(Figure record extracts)
********************

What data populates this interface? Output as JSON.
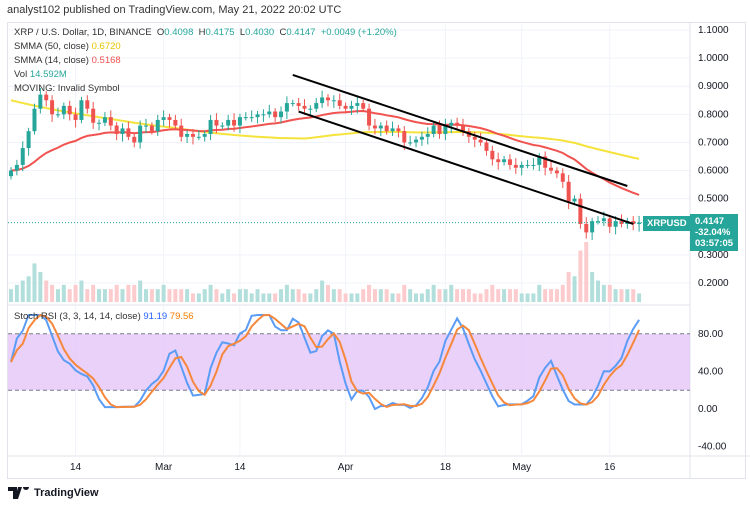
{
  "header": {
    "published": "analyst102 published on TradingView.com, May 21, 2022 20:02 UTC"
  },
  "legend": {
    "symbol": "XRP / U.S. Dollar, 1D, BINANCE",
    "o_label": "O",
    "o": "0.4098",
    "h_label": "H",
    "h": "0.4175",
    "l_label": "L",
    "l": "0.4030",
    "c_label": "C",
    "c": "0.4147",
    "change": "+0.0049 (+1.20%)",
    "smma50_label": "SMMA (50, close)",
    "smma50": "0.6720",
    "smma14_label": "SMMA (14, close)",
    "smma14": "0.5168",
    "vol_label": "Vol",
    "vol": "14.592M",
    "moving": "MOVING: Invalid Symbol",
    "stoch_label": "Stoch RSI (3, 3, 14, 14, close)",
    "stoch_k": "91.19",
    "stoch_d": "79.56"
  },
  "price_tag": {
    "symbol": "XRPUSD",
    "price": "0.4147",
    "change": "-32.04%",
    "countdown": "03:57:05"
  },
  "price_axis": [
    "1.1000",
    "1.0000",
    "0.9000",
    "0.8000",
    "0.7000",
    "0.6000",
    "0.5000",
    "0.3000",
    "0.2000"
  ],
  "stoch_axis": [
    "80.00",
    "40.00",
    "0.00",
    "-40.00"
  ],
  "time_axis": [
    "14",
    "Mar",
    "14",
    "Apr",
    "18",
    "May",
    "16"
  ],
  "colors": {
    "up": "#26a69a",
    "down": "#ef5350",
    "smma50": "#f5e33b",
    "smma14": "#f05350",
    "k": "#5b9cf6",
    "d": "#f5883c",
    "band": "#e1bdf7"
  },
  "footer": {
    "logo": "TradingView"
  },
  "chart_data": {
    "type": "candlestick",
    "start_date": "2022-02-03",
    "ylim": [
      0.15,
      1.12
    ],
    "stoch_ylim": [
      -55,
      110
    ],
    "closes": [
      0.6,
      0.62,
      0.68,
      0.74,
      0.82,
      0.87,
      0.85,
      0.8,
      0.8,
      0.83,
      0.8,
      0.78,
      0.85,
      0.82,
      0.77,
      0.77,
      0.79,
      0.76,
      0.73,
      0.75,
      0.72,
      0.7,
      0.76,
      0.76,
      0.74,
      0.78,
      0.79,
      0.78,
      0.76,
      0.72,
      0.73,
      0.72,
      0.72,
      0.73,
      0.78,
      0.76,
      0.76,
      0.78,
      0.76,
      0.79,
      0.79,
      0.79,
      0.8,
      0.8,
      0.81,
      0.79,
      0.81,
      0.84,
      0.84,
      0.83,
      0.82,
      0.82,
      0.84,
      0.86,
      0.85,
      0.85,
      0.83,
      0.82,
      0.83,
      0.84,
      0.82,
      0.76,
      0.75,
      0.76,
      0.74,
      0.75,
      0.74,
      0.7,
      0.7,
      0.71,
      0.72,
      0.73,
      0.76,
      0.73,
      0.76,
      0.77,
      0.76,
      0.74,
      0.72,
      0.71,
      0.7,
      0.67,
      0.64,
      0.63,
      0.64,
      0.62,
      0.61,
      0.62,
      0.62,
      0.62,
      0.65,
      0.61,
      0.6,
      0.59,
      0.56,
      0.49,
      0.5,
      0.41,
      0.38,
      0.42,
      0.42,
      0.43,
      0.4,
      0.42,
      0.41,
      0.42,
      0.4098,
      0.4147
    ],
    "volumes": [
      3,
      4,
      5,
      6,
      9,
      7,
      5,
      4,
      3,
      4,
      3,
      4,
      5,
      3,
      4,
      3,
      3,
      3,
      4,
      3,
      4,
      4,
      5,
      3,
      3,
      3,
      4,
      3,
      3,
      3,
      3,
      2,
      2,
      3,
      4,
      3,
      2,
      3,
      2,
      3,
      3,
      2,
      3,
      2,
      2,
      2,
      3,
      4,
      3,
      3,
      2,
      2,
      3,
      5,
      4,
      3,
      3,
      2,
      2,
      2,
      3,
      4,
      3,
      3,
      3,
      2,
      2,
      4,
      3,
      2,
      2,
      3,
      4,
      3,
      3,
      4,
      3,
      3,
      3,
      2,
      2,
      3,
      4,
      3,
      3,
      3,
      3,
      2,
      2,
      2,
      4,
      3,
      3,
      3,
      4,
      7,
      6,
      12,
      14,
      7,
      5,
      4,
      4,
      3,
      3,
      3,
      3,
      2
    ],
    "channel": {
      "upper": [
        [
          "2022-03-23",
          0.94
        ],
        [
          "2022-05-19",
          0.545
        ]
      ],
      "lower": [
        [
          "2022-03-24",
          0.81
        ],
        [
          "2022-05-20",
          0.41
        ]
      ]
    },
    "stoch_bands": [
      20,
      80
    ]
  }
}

********************

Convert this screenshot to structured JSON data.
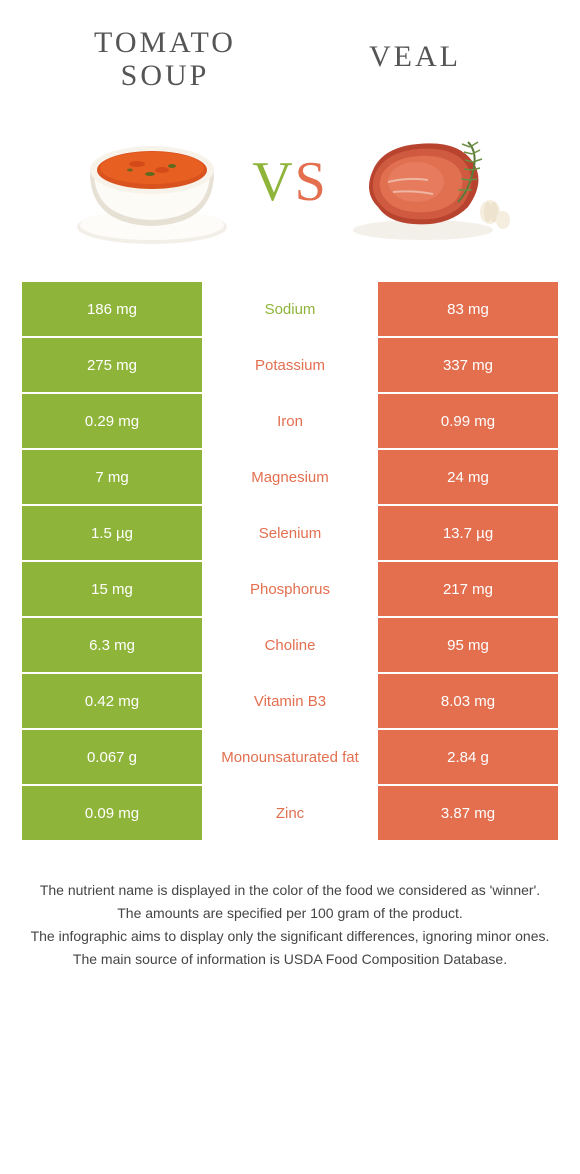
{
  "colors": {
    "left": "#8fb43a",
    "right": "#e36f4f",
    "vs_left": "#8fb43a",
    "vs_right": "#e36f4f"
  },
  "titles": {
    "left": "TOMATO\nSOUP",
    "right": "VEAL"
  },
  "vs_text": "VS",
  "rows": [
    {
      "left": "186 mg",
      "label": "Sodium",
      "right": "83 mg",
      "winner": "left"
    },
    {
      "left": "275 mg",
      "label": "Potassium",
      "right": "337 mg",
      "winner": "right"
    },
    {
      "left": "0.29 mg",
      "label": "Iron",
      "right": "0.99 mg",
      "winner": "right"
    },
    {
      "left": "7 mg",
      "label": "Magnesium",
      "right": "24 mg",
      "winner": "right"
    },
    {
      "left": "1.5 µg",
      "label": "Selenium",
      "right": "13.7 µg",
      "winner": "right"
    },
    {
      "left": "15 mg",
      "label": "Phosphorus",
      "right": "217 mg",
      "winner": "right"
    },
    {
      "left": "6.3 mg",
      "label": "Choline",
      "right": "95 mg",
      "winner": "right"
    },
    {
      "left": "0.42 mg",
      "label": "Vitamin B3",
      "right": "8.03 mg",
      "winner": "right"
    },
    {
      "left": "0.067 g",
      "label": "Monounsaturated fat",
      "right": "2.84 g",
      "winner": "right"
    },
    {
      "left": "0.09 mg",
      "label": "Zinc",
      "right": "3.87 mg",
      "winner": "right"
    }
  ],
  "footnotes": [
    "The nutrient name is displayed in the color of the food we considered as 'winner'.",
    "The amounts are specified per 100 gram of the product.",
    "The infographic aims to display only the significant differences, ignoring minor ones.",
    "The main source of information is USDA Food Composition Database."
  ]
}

********************

■ GIVEN EXERCISE
Pick each line holding the word "TradingView" out of the listing.

■ RESULT OF THE TASK
    "published": "analyst102 published on TradingView.com, May 21, 2022 20:02 UTC"
    "logo": "TradingView"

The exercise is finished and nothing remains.